═════ DATA PROVIDED ═════

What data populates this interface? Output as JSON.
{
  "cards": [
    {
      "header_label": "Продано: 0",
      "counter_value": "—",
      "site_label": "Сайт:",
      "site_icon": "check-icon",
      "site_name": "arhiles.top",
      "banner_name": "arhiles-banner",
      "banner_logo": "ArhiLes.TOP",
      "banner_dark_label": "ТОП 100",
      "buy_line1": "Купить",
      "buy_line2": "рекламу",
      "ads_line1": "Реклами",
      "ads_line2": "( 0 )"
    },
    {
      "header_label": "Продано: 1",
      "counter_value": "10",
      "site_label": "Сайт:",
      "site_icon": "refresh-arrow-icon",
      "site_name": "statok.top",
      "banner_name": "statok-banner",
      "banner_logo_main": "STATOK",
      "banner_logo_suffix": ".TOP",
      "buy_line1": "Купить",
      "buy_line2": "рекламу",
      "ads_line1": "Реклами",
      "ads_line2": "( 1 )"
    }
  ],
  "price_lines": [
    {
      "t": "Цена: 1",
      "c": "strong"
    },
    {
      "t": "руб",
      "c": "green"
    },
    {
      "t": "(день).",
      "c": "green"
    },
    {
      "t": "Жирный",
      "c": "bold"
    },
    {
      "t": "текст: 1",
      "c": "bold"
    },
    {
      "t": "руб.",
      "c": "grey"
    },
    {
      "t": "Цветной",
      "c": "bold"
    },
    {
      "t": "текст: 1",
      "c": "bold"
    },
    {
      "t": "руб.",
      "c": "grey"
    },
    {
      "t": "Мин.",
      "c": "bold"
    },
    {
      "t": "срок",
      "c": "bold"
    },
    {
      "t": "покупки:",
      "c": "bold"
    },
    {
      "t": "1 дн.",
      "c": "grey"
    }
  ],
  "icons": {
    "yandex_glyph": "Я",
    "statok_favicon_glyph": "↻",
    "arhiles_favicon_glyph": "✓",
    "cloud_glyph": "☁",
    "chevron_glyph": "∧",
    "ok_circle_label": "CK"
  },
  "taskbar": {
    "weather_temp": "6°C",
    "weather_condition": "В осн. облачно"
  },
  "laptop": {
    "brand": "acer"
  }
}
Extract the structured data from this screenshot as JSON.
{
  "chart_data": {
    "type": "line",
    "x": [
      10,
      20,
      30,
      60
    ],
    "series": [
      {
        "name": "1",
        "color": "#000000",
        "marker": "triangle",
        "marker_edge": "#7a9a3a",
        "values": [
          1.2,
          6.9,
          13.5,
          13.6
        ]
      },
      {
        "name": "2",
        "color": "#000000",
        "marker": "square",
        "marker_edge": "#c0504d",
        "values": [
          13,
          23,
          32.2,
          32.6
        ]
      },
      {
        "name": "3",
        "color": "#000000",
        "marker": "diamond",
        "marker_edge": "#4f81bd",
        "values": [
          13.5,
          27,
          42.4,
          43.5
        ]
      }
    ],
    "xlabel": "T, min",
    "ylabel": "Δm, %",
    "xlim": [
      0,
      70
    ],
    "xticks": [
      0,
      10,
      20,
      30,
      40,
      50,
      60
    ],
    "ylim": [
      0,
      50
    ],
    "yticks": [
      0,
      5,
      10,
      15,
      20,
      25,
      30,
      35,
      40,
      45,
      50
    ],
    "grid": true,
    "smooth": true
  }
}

═════

EXERCISE.
Find the line that contains "Extract the structured" in the listing above. Retype it and every line after it up to the last, exactly, and nothing else.

EXERCISE ANSWER.
Extract the structured data from this screenshot as JSON.
{
  "chart_data": {
    "type": "line",
    "x": [
      10,
      20,
      30,
      60
    ],
    "series": [
      {
        "name": "1",
        "color": "#000000",
        "marker": "triangle",
        "marker_edge": "#7a9a3a",
        "values": [
          1.2,
          6.9,
          13.5,
          13.6
        ]
      },
      {
        "name": "2",
        "color": "#000000",
        "marker": "square",
        "marker_edge": "#c0504d",
        "values": [
          13,
          23,
          32.2,
          32.6
        ]
      },
      {
        "name": "3",
        "color": "#000000",
        "marker": "diamond",
        "marker_edge": "#4f81bd",
        "values": [
          13.5,
          27,
          42.4,
          43.5
        ]
      }
    ],
    "xlabel": "T, min",
    "ylabel": "Δm, %",
    "xlim": [
      0,
      70
    ],
    "xticks": [
      0,
      10,
      20,
      30,
      40,
      50,
      60
    ],
    "ylim": [
      0,
      50
    ],
    "yticks": [
      0,
      5,
      10,
      15,
      20,
      25,
      30,
      35,
      40,
      45,
      50
    ],
    "grid": true,
    "smooth": true
  }
}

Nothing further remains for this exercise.